练习内容 ▸ 请把从含有“bar-side xyxy=(970,53,1014,629)”的那一行起，到含有“floor xyxy=(128,573,1500,653)”的那一行为止（首尾两行都算在内）的各行输出为编号列表，空行不计。

一组数据:
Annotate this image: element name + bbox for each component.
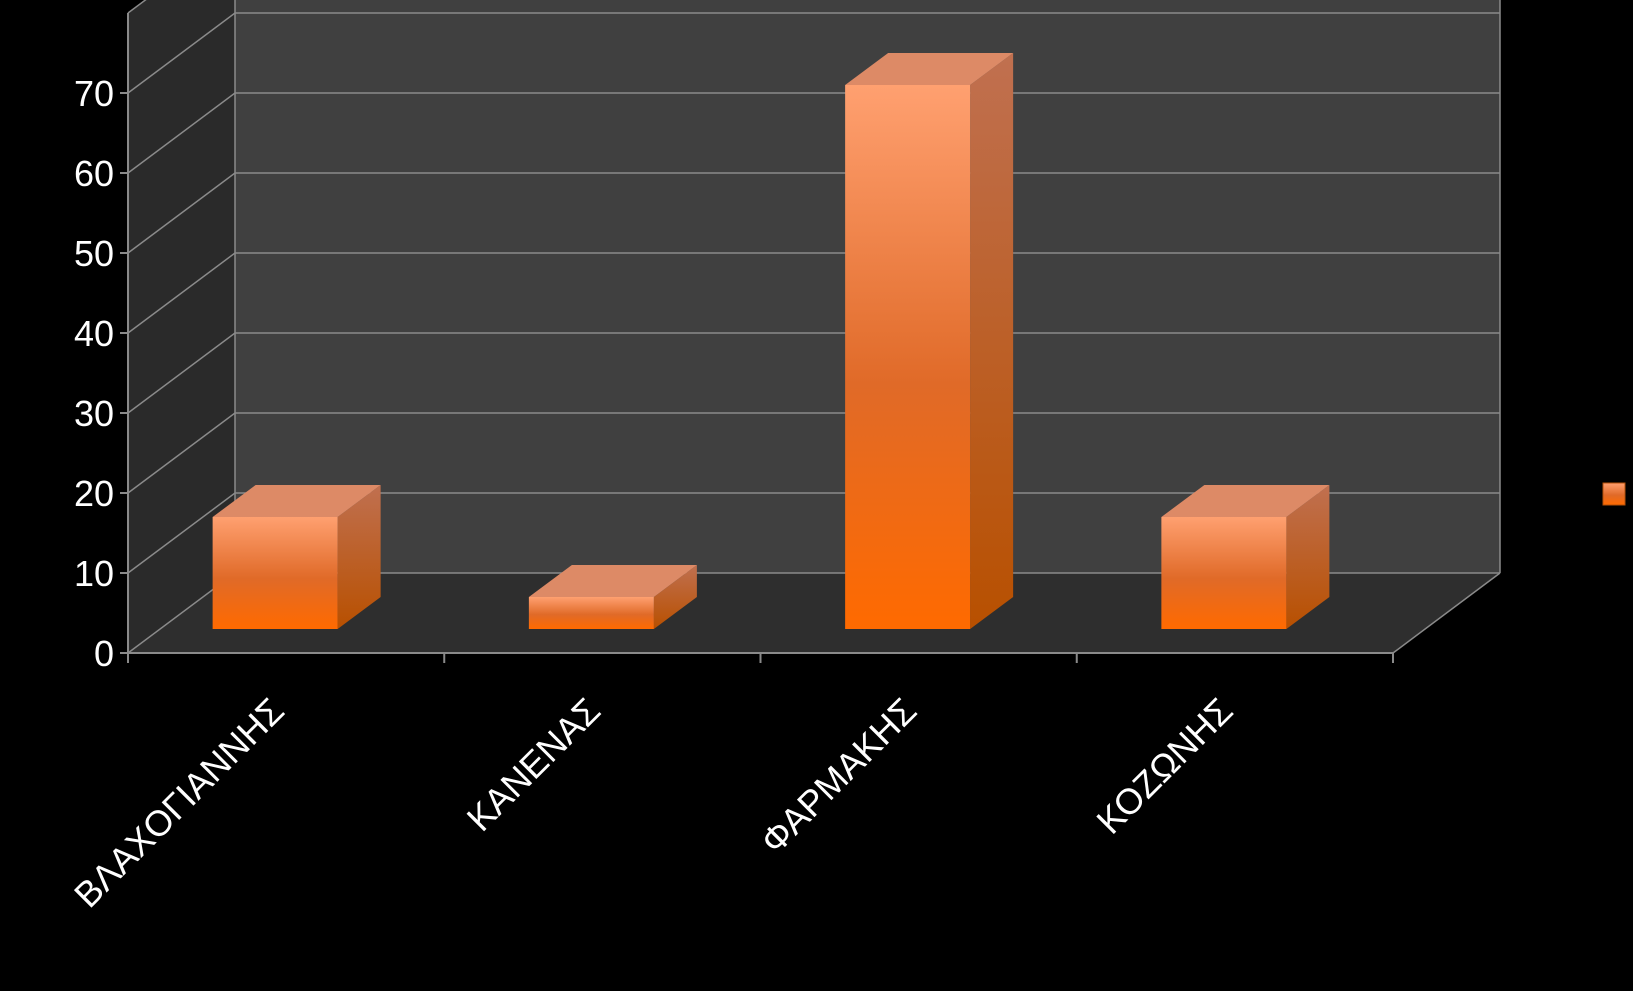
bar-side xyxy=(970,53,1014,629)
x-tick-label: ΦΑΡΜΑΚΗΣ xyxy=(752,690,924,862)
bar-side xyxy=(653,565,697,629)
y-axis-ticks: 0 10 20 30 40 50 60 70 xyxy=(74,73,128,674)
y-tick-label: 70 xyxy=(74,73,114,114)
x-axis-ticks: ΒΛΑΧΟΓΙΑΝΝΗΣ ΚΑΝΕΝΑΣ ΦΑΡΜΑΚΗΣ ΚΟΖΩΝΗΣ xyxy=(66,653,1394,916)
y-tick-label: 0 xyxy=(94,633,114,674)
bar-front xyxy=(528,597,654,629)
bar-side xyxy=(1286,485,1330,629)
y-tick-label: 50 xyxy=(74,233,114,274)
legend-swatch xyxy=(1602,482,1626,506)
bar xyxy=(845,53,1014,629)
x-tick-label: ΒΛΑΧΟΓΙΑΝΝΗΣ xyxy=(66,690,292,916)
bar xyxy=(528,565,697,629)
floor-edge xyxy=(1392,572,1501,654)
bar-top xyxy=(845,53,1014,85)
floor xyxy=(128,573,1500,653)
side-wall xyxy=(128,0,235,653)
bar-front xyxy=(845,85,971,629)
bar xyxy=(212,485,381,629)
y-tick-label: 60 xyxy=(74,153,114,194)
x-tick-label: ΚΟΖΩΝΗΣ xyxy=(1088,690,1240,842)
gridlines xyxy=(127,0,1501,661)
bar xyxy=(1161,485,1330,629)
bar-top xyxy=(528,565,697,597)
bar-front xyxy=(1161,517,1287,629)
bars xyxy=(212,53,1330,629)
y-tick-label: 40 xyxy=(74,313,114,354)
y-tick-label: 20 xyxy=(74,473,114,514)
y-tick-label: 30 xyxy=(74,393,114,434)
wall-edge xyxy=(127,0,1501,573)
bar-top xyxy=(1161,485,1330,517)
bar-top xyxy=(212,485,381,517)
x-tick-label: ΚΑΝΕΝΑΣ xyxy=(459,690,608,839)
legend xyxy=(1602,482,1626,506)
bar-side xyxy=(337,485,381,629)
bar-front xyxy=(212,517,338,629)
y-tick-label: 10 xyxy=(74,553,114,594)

本题答案 ▸
1. bar-side xyxy=(970,53,1014,629)
2. x-tick-label: ΦΑΡΜΑΚΗΣ xyxy=(752,690,924,862)
3. bar-side xyxy=(653,565,697,629)
4. y-axis-ticks: 0 10 20 30 40 50 60 70 xyxy=(74,73,128,674)
5. y-tick-label: 70 xyxy=(74,73,114,114)
6. x-axis-ticks: ΒΛΑΧΟΓΙΑΝΝΗΣ ΚΑΝΕΝΑΣ ΦΑΡΜΑΚΗΣ ΚΟΖΩΝΗΣ xyxy=(66,653,1394,916)
7. y-tick-label: 0 xyxy=(94,633,114,674)
8. bar-front xyxy=(528,597,654,629)
9. bar-side xyxy=(1286,485,1330,629)
10. y-tick-label: 50 xyxy=(74,233,114,274)
11. legend-swatch xyxy=(1602,482,1626,506)
12. bar xyxy=(845,53,1014,629)
13. x-tick-label: ΒΛΑΧΟΓΙΑΝΝΗΣ xyxy=(66,690,292,916)
14. bar xyxy=(528,565,697,629)
15. floor-edge xyxy=(1392,572,1501,654)
16. bar-top xyxy=(845,53,1014,85)
17. floor xyxy=(128,573,1500,653)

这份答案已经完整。